* _Stated exercise_: Search the material for the word "ограничениям" and report each line where it turns up.

── Records provided

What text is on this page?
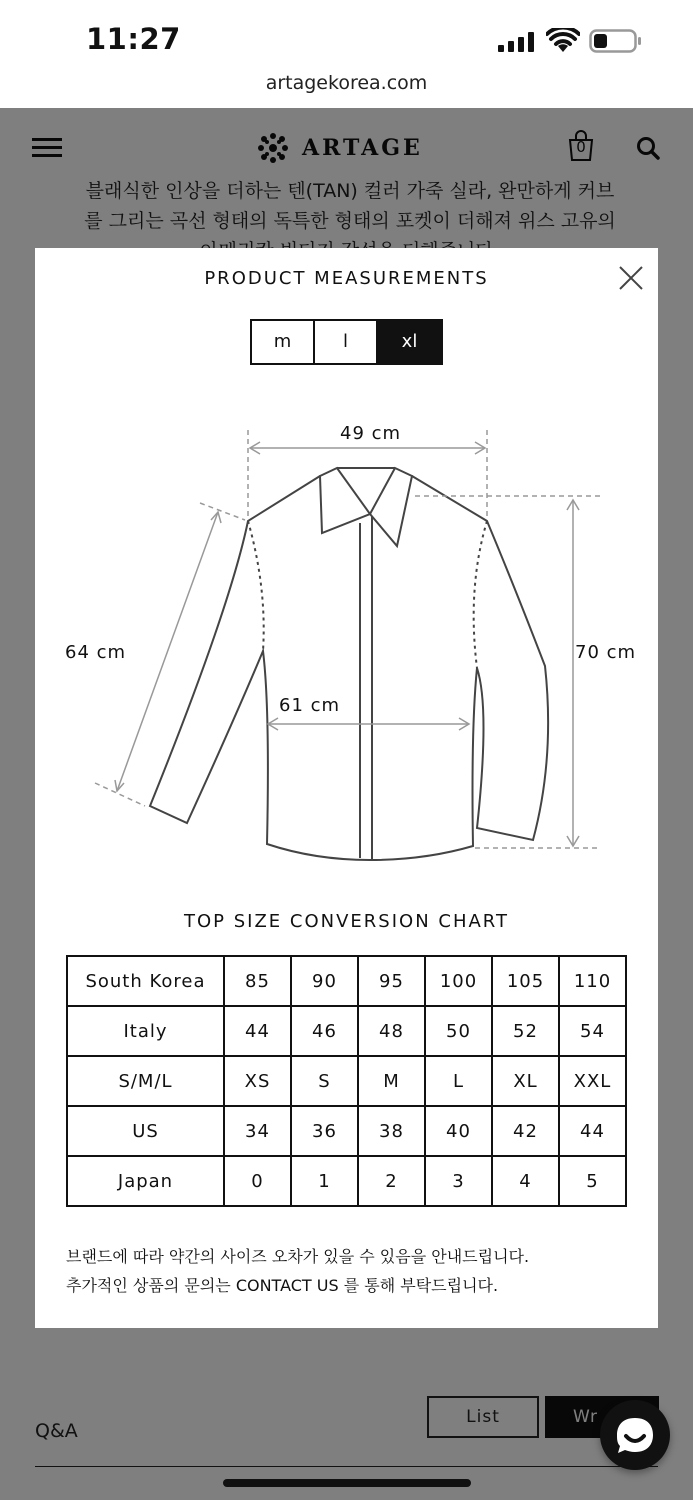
11:27
artagekorea.com
PRODUCT MEASUREMENTS
m	l	xl
49 cm
64 cm	70 cm
61 cm
TOP SIZE CONVERSION CHART
South Korea	85	90	95	100	105	110
Italy	44	46	48	50	52	54
S/M/L	XS	S	M	L	XL	XXL
US	34	36	38	40	42	44
Japan	0	1	2	3	4	5
브랜드에 따라 약간의 사이즈 오차가 있을 수 있음을 안내드립니다.
추가적인 상품의 문의는 CONTACT US 를 통해 부탁드립니다.
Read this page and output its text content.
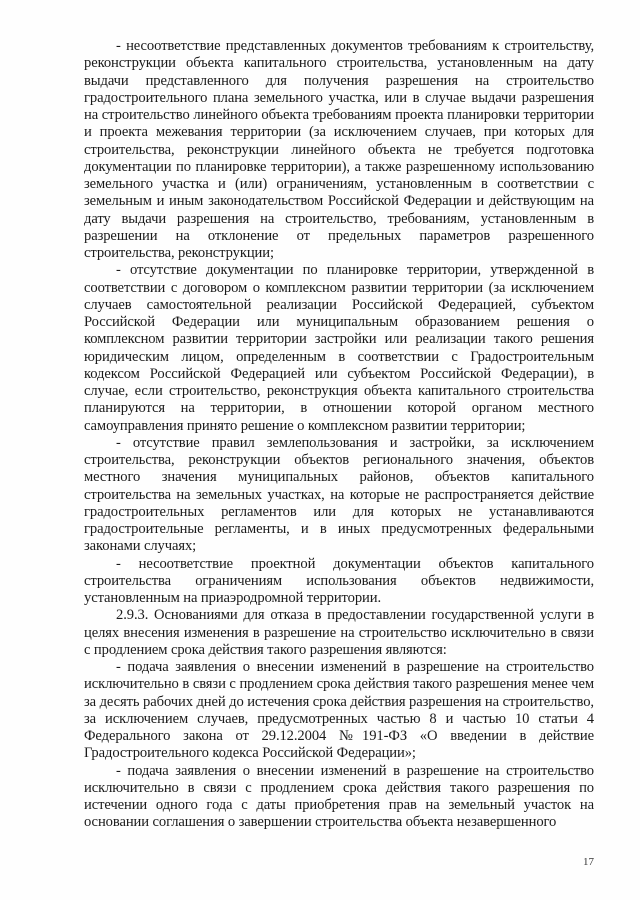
- несоответствие представленных документов требованиям к строительству, реконструкции объекта капитального строительства, установленным на дату выдачи представленного для получения разрешения на строительство градостроительного плана земельного участка, или в случае выдачи разрешения на строительство линейного объекта требованиям проекта планировки территории и проекта межевания территории (за исключением случаев, при которых для строительства, реконструкции линейного объекта не требуется подготовка документации по планировке территории), а также разрешенному использованию земельного участка и (или) ограничениям, установленным в соответствии с земельным и иным законодательством Российской Федерации и действующим на дату выдачи разрешения на строительство, требованиям, установленным в разрешении на отклонение от предельных параметров разрешенного строительства, реконструкции;

- отсутствие документации по планировке территории, утвержденной в соответствии с договором о комплексном развитии территории (за исключением случаев самостоятельной реализации Российской Федерацией, субъектом Российской Федерации или муниципальным образованием решения о комплексном развитии территории застройки или реализации такого решения юридическим лицом, определенным в соответствии с Градостроительным кодексом Российской Федерацией или субъектом Российской Федерации), в случае, если строительство, реконструкция объекта капитального строительства планируются на территории, в отношении которой органом местного самоуправления принято решение о комплексном развитии территории;

- отсутствие правил землепользования и застройки, за исключением строительства, реконструкции объектов регионального значения, объектов местного значения муниципальных районов, объектов капитального строительства на земельных участках, на которые не распространяется действие градостроительных регламентов или для которых не устанавливаются градостроительные регламенты, и в иных предусмотренных федеральными законами случаях;

- несоответствие проектной документации объектов капитального строительства ограничениям использования объектов недвижимости, установленным на приаэродромной территории.

2.9.3. Основаниями для отказа в предоставлении государственной услуги в целях внесения изменения в разрешение на строительство исключительно в связи с продлением срока действия такого разрешения являются:

- подача заявления о внесении изменений в разрешение на строительство исключительно в связи с продлением срока действия такого разрешения менее чем за десять рабочих дней до истечения срока действия разрешения на строительство, за исключением случаев, предусмотренных частью 8 и частью 10 статьи 4 Федерального закона от 29.12.2004 №191-ФЗ «О введении в действие Градостроительного кодекса Российской Федерации»;

- подача заявления о внесении изменений в разрешение на строительство исключительно в связи с продлением срока действия такого разрешения по истечении одного года с даты приобретения прав на земельный участок на основании соглашения о завершении строительства объекта незавершенного

17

────

* _Response_:
- несоответствие представленных документов требованиям к строительству, реконструкции объекта капитального строительства, установленным на дату выдачи представленного для получения разрешения на строительство градостроительного плана земельного участка, или в случае выдачи разрешения на строительство линейного объекта требованиям проекта планировки территории и проекта межевания территории (за исключением случаев, при которых для строительства, реконструкции линейного объекта не требуется подготовка документации по планировке территории), а также разрешенному использованию земельного участка и (или) ограничениям, установленным в соответствии с земельным и иным законодательством Российской Федерации и действующим на дату выдачи разрешения на строительство, требованиям, установленным в разрешении на отклонение от предельных параметров разрешенного строительства, реконструкции;
- несоответствие проектной документации объектов капитального строительства ограничениям использования объектов недвижимости, установленным на приаэродромной территории.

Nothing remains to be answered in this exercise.